> _WHAT IS NEEDED_
Can you print every line of the records below verbatim, leaving out the pictures?

--- Begin ---

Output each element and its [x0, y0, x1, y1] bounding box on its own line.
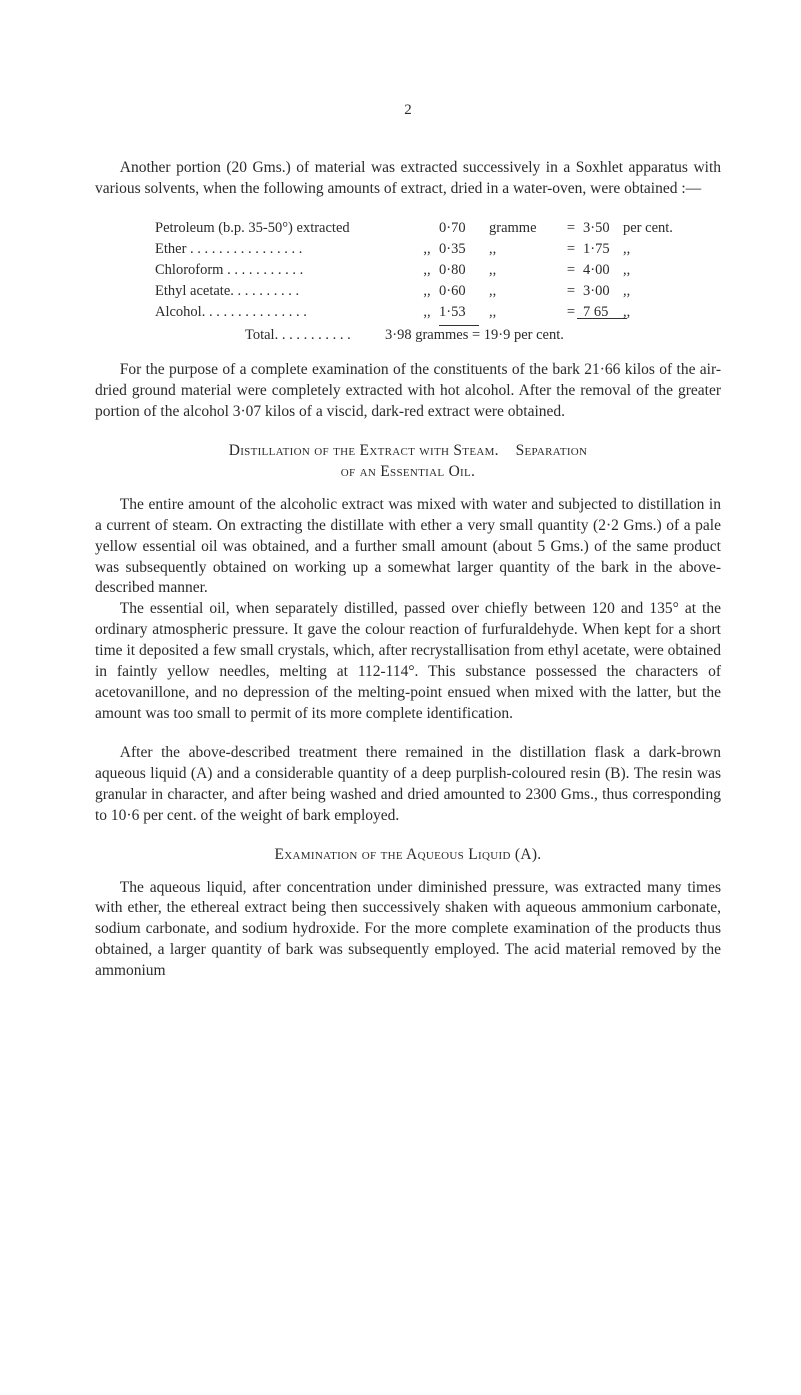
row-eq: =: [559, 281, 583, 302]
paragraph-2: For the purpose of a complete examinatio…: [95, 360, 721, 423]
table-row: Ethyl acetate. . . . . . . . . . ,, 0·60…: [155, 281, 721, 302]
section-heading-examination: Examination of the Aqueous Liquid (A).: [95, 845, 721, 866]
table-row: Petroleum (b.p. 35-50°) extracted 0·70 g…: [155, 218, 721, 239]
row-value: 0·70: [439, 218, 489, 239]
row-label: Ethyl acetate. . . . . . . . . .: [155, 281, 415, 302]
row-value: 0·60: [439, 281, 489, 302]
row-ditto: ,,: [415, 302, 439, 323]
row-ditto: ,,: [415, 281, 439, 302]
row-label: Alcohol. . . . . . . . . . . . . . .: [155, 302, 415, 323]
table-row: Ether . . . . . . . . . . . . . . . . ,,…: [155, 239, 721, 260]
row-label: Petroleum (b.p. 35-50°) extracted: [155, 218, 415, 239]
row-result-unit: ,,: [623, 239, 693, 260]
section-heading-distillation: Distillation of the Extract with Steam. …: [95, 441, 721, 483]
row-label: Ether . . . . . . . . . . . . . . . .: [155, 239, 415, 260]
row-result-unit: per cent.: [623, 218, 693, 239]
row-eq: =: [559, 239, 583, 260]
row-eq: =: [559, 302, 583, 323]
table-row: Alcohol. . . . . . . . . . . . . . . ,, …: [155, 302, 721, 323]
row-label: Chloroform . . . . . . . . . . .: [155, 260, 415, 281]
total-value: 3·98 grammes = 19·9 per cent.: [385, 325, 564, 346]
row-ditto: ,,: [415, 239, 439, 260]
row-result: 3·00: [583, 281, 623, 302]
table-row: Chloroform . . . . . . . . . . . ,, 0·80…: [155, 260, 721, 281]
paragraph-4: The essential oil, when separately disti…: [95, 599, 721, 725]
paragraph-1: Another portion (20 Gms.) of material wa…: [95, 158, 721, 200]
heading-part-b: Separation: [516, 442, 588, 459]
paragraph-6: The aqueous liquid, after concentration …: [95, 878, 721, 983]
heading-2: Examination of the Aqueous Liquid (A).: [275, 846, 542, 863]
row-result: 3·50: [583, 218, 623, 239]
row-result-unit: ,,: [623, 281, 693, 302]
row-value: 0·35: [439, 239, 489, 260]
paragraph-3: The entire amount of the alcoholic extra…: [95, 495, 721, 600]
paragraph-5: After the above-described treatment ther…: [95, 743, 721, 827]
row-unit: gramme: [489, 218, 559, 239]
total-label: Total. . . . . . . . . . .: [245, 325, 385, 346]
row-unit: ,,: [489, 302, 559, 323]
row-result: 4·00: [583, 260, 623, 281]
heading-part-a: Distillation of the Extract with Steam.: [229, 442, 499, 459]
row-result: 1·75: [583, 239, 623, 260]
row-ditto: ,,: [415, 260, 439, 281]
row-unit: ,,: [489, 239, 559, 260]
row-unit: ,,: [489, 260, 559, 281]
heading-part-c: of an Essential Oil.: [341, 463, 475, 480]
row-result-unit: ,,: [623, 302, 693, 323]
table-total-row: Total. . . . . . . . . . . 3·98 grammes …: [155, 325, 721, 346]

--- End ---

> _SOLUTION TO THIS EXERCISE_
Output each element and its [x0, y0, x1, y1] bounding box on its own line.
row-eq: =: [559, 281, 583, 302]
paragraph-2: For the purpose of a complete examinatio…: [95, 360, 721, 423]
table-row: Ethyl acetate. . . . . . . . . . ,, 0·60…: [155, 281, 721, 302]
section-heading-examination: Examination of the Aqueous Liquid (A).: [95, 845, 721, 866]
table-row: Petroleum (b.p. 35-50°) extracted 0·70 g…: [155, 218, 721, 239]
row-value: 0·70: [439, 218, 489, 239]
row-label: Ethyl acetate. . . . . . . . . .: [155, 281, 415, 302]
row-value: 0·60: [439, 281, 489, 302]
row-ditto: ,,: [415, 302, 439, 323]
row-ditto: ,,: [415, 281, 439, 302]
row-label: Alcohol. . . . . . . . . . . . . . .: [155, 302, 415, 323]
table-row: Ether . . . . . . . . . . . . . . . . ,,…: [155, 239, 721, 260]
row-label: Petroleum (b.p. 35-50°) extracted: [155, 218, 415, 239]
row-result-unit: ,,: [623, 239, 693, 260]
section-heading-distillation: Distillation of the Extract with Steam. …: [95, 441, 721, 483]
row-label: Ether . . . . . . . . . . . . . . . .: [155, 239, 415, 260]
row-result-unit: per cent.: [623, 218, 693, 239]
row-eq: =: [559, 239, 583, 260]
row-eq: =: [559, 302, 583, 323]
table-row: Alcohol. . . . . . . . . . . . . . . ,, …: [155, 302, 721, 323]
row-label: Chloroform . . . . . . . . . . .: [155, 260, 415, 281]
total-value: 3·98 grammes = 19·9 per cent.: [385, 325, 564, 346]
row-ditto: ,,: [415, 239, 439, 260]
row-result: 3·00: [583, 281, 623, 302]
table-row: Chloroform . . . . . . . . . . . ,, 0·80…: [155, 260, 721, 281]
paragraph-4: The essential oil, when separately disti…: [95, 599, 721, 725]
paragraph-1: Another portion (20 Gms.) of material wa…: [95, 158, 721, 200]
heading-part-b: Separation: [516, 442, 588, 459]
paragraph-6: The aqueous liquid, after concentration …: [95, 878, 721, 983]
heading-2: Examination of the Aqueous Liquid (A).: [275, 846, 542, 863]
row-result: 3·50: [583, 218, 623, 239]
row-result-unit: ,,: [623, 281, 693, 302]
row-value: 0·35: [439, 239, 489, 260]
paragraph-3: The entire amount of the alcoholic extra…: [95, 495, 721, 600]
paragraph-5: After the above-described treatment ther…: [95, 743, 721, 827]
row-unit: gramme: [489, 218, 559, 239]
total-label: Total. . . . . . . . . . .: [245, 325, 385, 346]
row-unit: ,,: [489, 302, 559, 323]
row-result: 4·00: [583, 260, 623, 281]
heading-part-a: Distillation of the Extract with Steam.: [229, 442, 499, 459]
row-result: 1·75: [583, 239, 623, 260]
row-ditto: ,,: [415, 260, 439, 281]
row-unit: ,,: [489, 239, 559, 260]
row-unit: ,,: [489, 260, 559, 281]
heading-part-c: of an Essential Oil.: [341, 463, 475, 480]
row-result-unit: ,,: [623, 302, 693, 323]
table-total-row: Total. . . . . . . . . . . 3·98 grammes …: [155, 325, 721, 346]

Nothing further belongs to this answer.